## begin

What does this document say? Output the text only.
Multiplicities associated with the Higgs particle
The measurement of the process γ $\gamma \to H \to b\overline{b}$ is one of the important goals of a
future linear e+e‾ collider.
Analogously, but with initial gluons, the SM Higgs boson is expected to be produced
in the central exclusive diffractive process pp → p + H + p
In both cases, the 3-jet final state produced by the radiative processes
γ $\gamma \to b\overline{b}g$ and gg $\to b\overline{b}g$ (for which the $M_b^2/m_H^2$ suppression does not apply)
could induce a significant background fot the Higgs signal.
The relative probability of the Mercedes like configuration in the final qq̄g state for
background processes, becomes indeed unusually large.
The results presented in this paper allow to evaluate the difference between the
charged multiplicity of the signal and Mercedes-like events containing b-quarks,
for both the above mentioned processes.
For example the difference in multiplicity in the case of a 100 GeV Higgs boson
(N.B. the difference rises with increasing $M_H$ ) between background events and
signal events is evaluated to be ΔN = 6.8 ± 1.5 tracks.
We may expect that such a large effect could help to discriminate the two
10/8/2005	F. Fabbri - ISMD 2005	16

## end

__The problem__: Output all preceding records character for character.

__Finished answer__:
What does this document say? Output the text only.
Multiplicities associated with the Higgs particle
The measurement of the process γ $\gamma \to H \to b\overline{b}$ is one of the important goals of a
future linear e+e‾ collider.
Analogously, but with initial gluons, the SM Higgs boson is expected to be produced
in the central exclusive diffractive process pp → p + H + p
In both cases, the 3-jet final state produced by the radiative processes
γ $\gamma \to b\overline{b}g$ and gg $\to b\overline{b}g$ (for which the $M_b^2/m_H^2$ suppression does not apply)
could induce a significant background fot the Higgs signal.
The relative probability of the Mercedes like configuration in the final qq̄g state for
background processes, becomes indeed unusually large.
The results presented in this paper allow to evaluate the difference between the
charged multiplicity of the signal and Mercedes-like events containing b-quarks,
for both the above mentioned processes.
For example the difference in multiplicity in the case of a 100 GeV Higgs boson
(N.B. the difference rises with increasing $M_H$ ) between background events and
signal events is evaluated to be ΔN = 6.8 ± 1.5 tracks.
We may expect that such a large effect could help to discriminate the two
10/8/2005	F. Fabbri - ISMD 2005	16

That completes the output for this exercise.